### What needs to be done
List each line of the data in which the string "fill" appears.

** start of Available data **

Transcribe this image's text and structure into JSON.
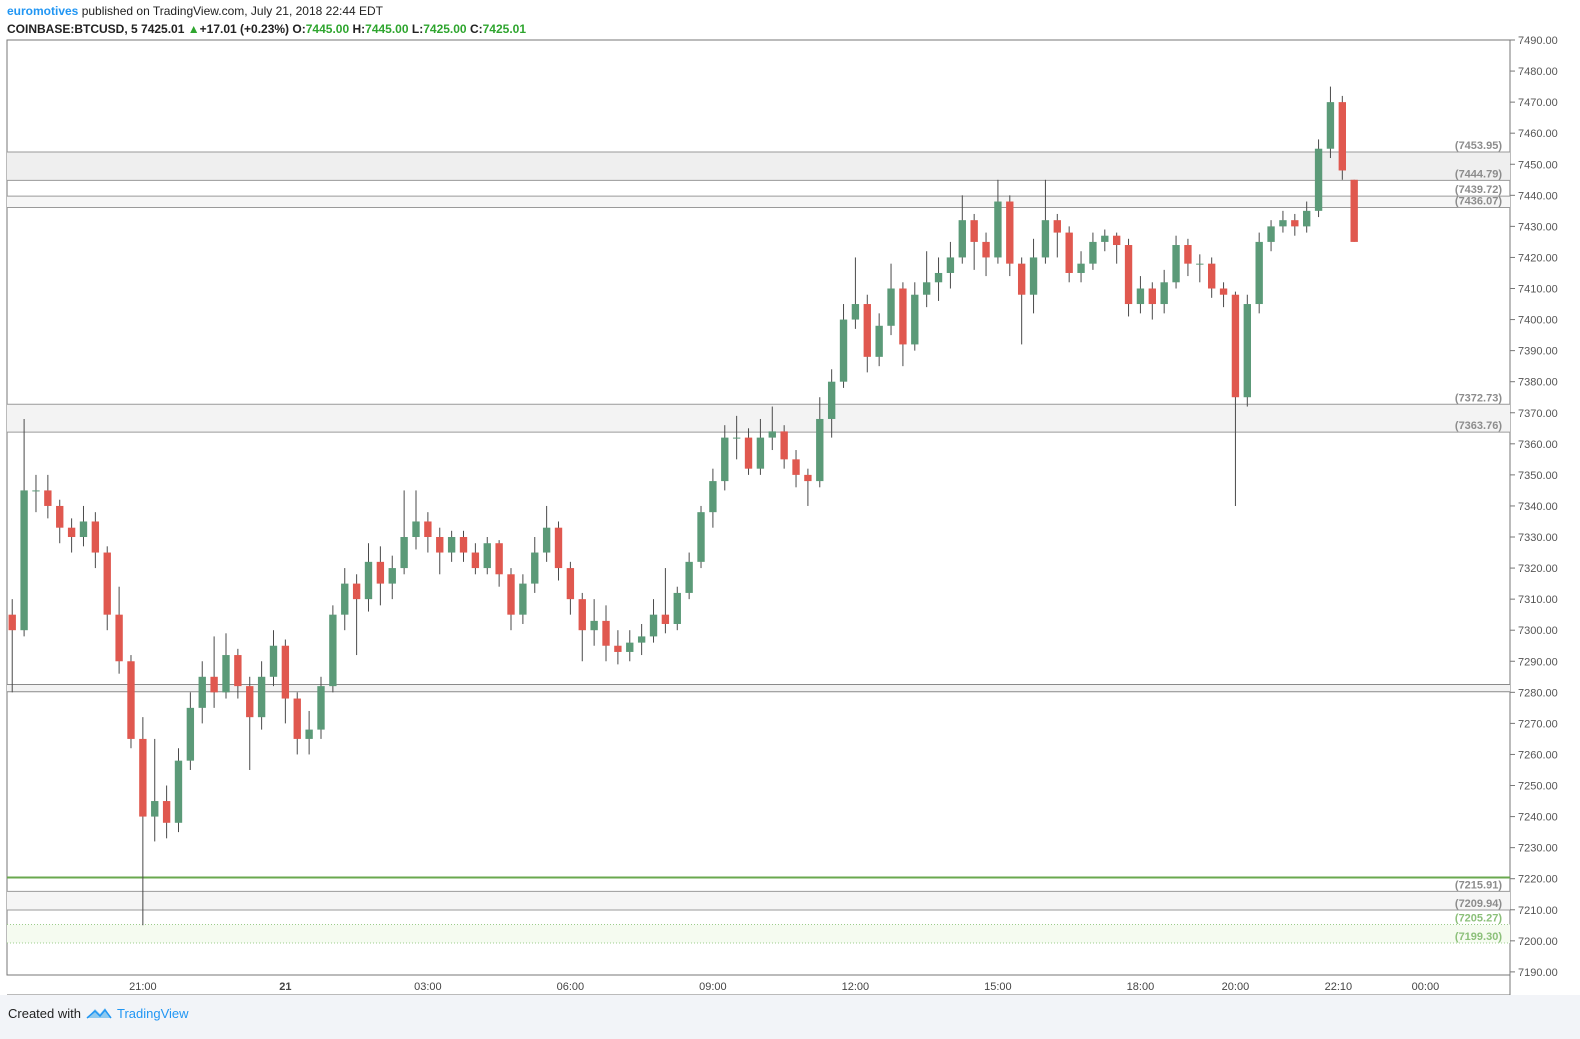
{
  "header": {
    "author": "euromotives",
    "published": "published on TradingView.com, July 21, 2018 22:44 EDT",
    "symbol": "COINBASE:BTCUSD, 5",
    "price": "7425.01",
    "change": "+17.01 (+0.23%)",
    "o_label": "O:",
    "o_value": "7445.00",
    "h_label": "H:",
    "h_value": "7445.00",
    "l_label": "L:",
    "l_value": "7425.00",
    "c_label": "C:",
    "c_value": "7425.01"
  },
  "footer": {
    "created": "Created with",
    "brand": "TradingView"
  },
  "chart_data": {
    "type": "candlestick",
    "up_color": "#5b9a78",
    "down_color": "#e0584f",
    "wick_color": "#4a4a4a",
    "xlim": [
      18.14,
      49.78
    ],
    "ylim": [
      7189,
      7490
    ],
    "xticks": [
      {
        "value": 21,
        "label": "21:00"
      },
      {
        "value": 24,
        "label": "21"
      },
      {
        "value": 27,
        "label": "03:00"
      },
      {
        "value": 30,
        "label": "06:00"
      },
      {
        "value": 33,
        "label": "09:00"
      },
      {
        "value": 36,
        "label": "12:00"
      },
      {
        "value": 39,
        "label": "15:00"
      },
      {
        "value": 42,
        "label": "18:00"
      },
      {
        "value": 44,
        "label": "20:00"
      },
      {
        "value": 46.1667,
        "label": "22:10"
      },
      {
        "value": 48,
        "label": "00:00"
      }
    ],
    "yticks": [
      {
        "value": 7190,
        "label": "7190.00"
      },
      {
        "value": 7200,
        "label": "7200.00"
      },
      {
        "value": 7210,
        "label": "7210.00"
      },
      {
        "value": 7220,
        "label": "7220.00"
      },
      {
        "value": 7230,
        "label": "7230.00"
      },
      {
        "value": 7240,
        "label": "7240.00"
      },
      {
        "value": 7250,
        "label": "7250.00"
      },
      {
        "value": 7260,
        "label": "7260.00"
      },
      {
        "value": 7270,
        "label": "7270.00"
      },
      {
        "value": 7280,
        "label": "7280.00"
      },
      {
        "value": 7290,
        "label": "7290.00"
      },
      {
        "value": 7300,
        "label": "7300.00"
      },
      {
        "value": 7310,
        "label": "7310.00"
      },
      {
        "value": 7320,
        "label": "7320.00"
      },
      {
        "value": 7330,
        "label": "7330.00"
      },
      {
        "value": 7340,
        "label": "7340.00"
      },
      {
        "value": 7350,
        "label": "7350.00"
      },
      {
        "value": 7360,
        "label": "7360.00"
      },
      {
        "value": 7370,
        "label": "7370.00"
      },
      {
        "value": 7380,
        "label": "7380.00"
      },
      {
        "value": 7390,
        "label": "7390.00"
      },
      {
        "value": 7400,
        "label": "7400.00"
      },
      {
        "value": 7410,
        "label": "7410.00"
      },
      {
        "value": 7420,
        "label": "7420.00"
      },
      {
        "value": 7430,
        "label": "7430.00"
      },
      {
        "value": 7440,
        "label": "7440.00"
      },
      {
        "value": 7450,
        "label": "7450.00"
      },
      {
        "value": 7460,
        "label": "7460.00"
      },
      {
        "value": 7470,
        "label": "7470.00"
      },
      {
        "value": 7480,
        "label": "7480.00"
      },
      {
        "value": 7490,
        "label": "7490.00"
      }
    ],
    "bands": [
      {
        "from": {
          "value": 7453.95,
          "label": "(7453.95)"
        },
        "to": {
          "value": 7444.79,
          "label": "(7444.79)"
        },
        "fill": "#efefef",
        "line_color": "#9a9a9a",
        "text_color": "#8c8c8c",
        "line_style": "solid"
      },
      {
        "from": {
          "value": 7439.72,
          "label": "(7439.72)"
        },
        "to": {
          "value": 7436.07,
          "label": "(7436.07)"
        },
        "fill": "#f6f6f6",
        "line_color": "#9a9a9a",
        "text_color": "#8c8c8c",
        "line_style": "solid"
      },
      {
        "from": {
          "value": 7372.73,
          "label": "(7372.73)"
        },
        "to": {
          "value": 7363.76,
          "label": "(7363.76)"
        },
        "fill": "#f3f3f3",
        "line_color": "#9a9a9a",
        "text_color": "#8c8c8c",
        "line_style": "solid"
      },
      {
        "from": 7282.5,
        "to": 7280.2,
        "fill": "#f3f3f3",
        "line_color": "#8a8a8a",
        "line_style": "solid"
      },
      {
        "from": {
          "value": 7215.91,
          "label": "(7215.91)"
        },
        "to": {
          "value": 7209.94,
          "label": "(7209.94)"
        },
        "fill": "#f5f5f5",
        "line_color": "#9a9a9a",
        "text_color": "#8c8c8c",
        "line_style": "solid"
      },
      {
        "from": {
          "value": 7205.27,
          "label": "(7205.27)"
        },
        "to": {
          "value": 7199.3,
          "label": "(7199.30)"
        },
        "fill": "#f5fbf0",
        "line_color": "#9ccc8c",
        "text_color": "#8cc07a",
        "line_style": "dotted"
      }
    ],
    "lines": [
      {
        "value": 7220.4,
        "color": "#6aa84f"
      }
    ],
    "x": [
      18.25,
      18.5,
      18.75,
      19,
      19.25,
      19.5,
      19.75,
      20,
      20.25,
      20.5,
      20.75,
      21,
      21.25,
      21.5,
      21.75,
      22,
      22.25,
      22.5,
      22.75,
      23,
      23.25,
      23.5,
      23.75,
      24,
      24.25,
      24.5,
      24.75,
      25,
      25.25,
      25.5,
      25.75,
      26,
      26.25,
      26.5,
      26.75,
      27,
      27.25,
      27.5,
      27.75,
      28,
      28.25,
      28.5,
      28.75,
      29,
      29.25,
      29.5,
      29.75,
      30,
      30.25,
      30.5,
      30.75,
      31,
      31.25,
      31.5,
      31.75,
      32,
      32.25,
      32.5,
      32.75,
      33,
      33.25,
      33.5,
      33.75,
      34,
      34.25,
      34.5,
      34.75,
      35,
      35.25,
      35.5,
      35.75,
      36,
      36.25,
      36.5,
      36.75,
      37,
      37.25,
      37.5,
      37.75,
      38,
      38.25,
      38.5,
      38.75,
      39,
      39.25,
      39.5,
      39.75,
      40,
      40.25,
      40.5,
      40.75,
      41,
      41.25,
      41.5,
      41.75,
      42,
      42.25,
      42.5,
      42.75,
      43,
      43.25,
      43.5,
      43.75,
      44,
      44.25,
      44.5,
      44.75,
      45,
      45.25,
      45.5,
      45.75,
      46,
      46.25,
      46.5
    ],
    "open": [
      7305,
      7300,
      7345,
      7345,
      7340,
      7333,
      7330,
      7335,
      7325,
      7305,
      7290,
      7265,
      7240,
      7245,
      7238,
      7258,
      7275,
      7285,
      7280,
      7292,
      7282,
      7272,
      7285,
      7295,
      7278,
      7265,
      7268,
      7282,
      7305,
      7315,
      7310,
      7322,
      7315,
      7320,
      7330,
      7335,
      7330,
      7325,
      7330,
      7325,
      7320,
      7328,
      7318,
      7305,
      7315,
      7325,
      7333,
      7320,
      7310,
      7300,
      7303,
      7295,
      7293,
      7296,
      7298,
      7305,
      7302,
      7312,
      7322,
      7338,
      7348,
      7362,
      7362,
      7352,
      7362,
      7364,
      7355,
      7350,
      7348,
      7368,
      7380,
      7400,
      7405,
      7388,
      7398,
      7410,
      7392,
      7408,
      7412,
      7415,
      7420,
      7432,
      7425,
      7420,
      7438,
      7418,
      7408,
      7420,
      7432,
      7428,
      7415,
      7418,
      7425,
      7427,
      7424,
      7405,
      7410,
      7405,
      7412,
      7424,
      7418,
      7418,
      7410,
      7408,
      7375,
      7405,
      7425,
      7430,
      7432,
      7430,
      7435,
      7455,
      7470,
      7445
    ],
    "high": [
      7310,
      7368,
      7350,
      7350,
      7342,
      7336,
      7340,
      7338,
      7327,
      7314,
      7292,
      7272,
      7265,
      7250,
      7262,
      7280,
      7290,
      7298,
      7299,
      7294,
      7285,
      7290,
      7300,
      7297,
      7280,
      7274,
      7285,
      7308,
      7320,
      7318,
      7328,
      7327,
      7324,
      7345,
      7345,
      7338,
      7333,
      7332,
      7332,
      7328,
      7330,
      7329,
      7320,
      7318,
      7330,
      7340,
      7335,
      7322,
      7312,
      7310,
      7308,
      7300,
      7300,
      7302,
      7310,
      7320,
      7314,
      7325,
      7340,
      7352,
      7366,
      7369,
      7365,
      7368,
      7372,
      7366,
      7358,
      7352,
      7375,
      7384,
      7405,
      7420,
      7408,
      7402,
      7418,
      7412,
      7412,
      7422,
      7420,
      7425,
      7440,
      7434,
      7428,
      7445,
      7440,
      7420,
      7426,
      7445,
      7434,
      7430,
      7422,
      7428,
      7429,
      7428,
      7426,
      7414,
      7412,
      7416,
      7427,
      7426,
      7421,
      7420,
      7412,
      7409,
      7408,
      7428,
      7432,
      7435,
      7434,
      7438,
      7458,
      7475,
      7472,
      7445
    ],
    "low": [
      7280,
      7298,
      7338,
      7336,
      7328,
      7325,
      7327,
      7320,
      7300,
      7286,
      7262,
      7205,
      7232,
      7233,
      7235,
      7255,
      7270,
      7275,
      7278,
      7278,
      7255,
      7268,
      7282,
      7270,
      7260,
      7260,
      7265,
      7280,
      7300,
      7292,
      7306,
      7308,
      7310,
      7318,
      7326,
      7325,
      7318,
      7322,
      7322,
      7318,
      7318,
      7314,
      7300,
      7302,
      7312,
      7322,
      7316,
      7305,
      7290,
      7295,
      7290,
      7289,
      7290,
      7292,
      7296,
      7299,
      7300,
      7310,
      7320,
      7333,
      7345,
      7355,
      7350,
      7350,
      7358,
      7352,
      7346,
      7340,
      7346,
      7362,
      7378,
      7397,
      7383,
      7385,
      7395,
      7385,
      7390,
      7404,
      7406,
      7410,
      7418,
      7416,
      7414,
      7418,
      7414,
      7392,
      7402,
      7418,
      7420,
      7412,
      7412,
      7416,
      7422,
      7418,
      7401,
      7402,
      7400,
      7402,
      7410,
      7414,
      7412,
      7407,
      7404,
      7340,
      7372,
      7402,
      7422,
      7428,
      7427,
      7428,
      7433,
      7452,
      7445,
      7425
    ],
    "close": [
      7300,
      7345,
      7345,
      7340,
      7333,
      7330,
      7335,
      7325,
      7305,
      7290,
      7265,
      7240,
      7245,
      7238,
      7258,
      7275,
      7285,
      7280,
      7292,
      7282,
      7272,
      7285,
      7295,
      7278,
      7265,
      7268,
      7282,
      7305,
      7315,
      7310,
      7322,
      7315,
      7320,
      7330,
      7335,
      7330,
      7325,
      7330,
      7325,
      7320,
      7328,
      7318,
      7305,
      7315,
      7325,
      7333,
      7320,
      7310,
      7300,
      7303,
      7295,
      7293,
      7296,
      7298,
      7305,
      7302,
      7312,
      7322,
      7338,
      7348,
      7362,
      7362,
      7352,
      7362,
      7364,
      7355,
      7350,
      7348,
      7368,
      7380,
      7400,
      7405,
      7388,
      7398,
      7410,
      7392,
      7408,
      7412,
      7415,
      7420,
      7432,
      7425,
      7420,
      7438,
      7418,
      7408,
      7420,
      7432,
      7428,
      7415,
      7418,
      7425,
      7427,
      7424,
      7405,
      7410,
      7405,
      7412,
      7424,
      7418,
      7418,
      7410,
      7408,
      7375,
      7405,
      7425,
      7430,
      7432,
      7430,
      7435,
      7455,
      7470,
      7448,
      7425
    ]
  }
}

** end of Available data **

### Solved exercise
        "fill": "#efefef",
        "fill": "#f6f6f6",
        "fill": "#f3f3f3",
        "fill": "#f3f3f3",
        "fill": "#f5f5f5",
        "fill": "#f5fbf0",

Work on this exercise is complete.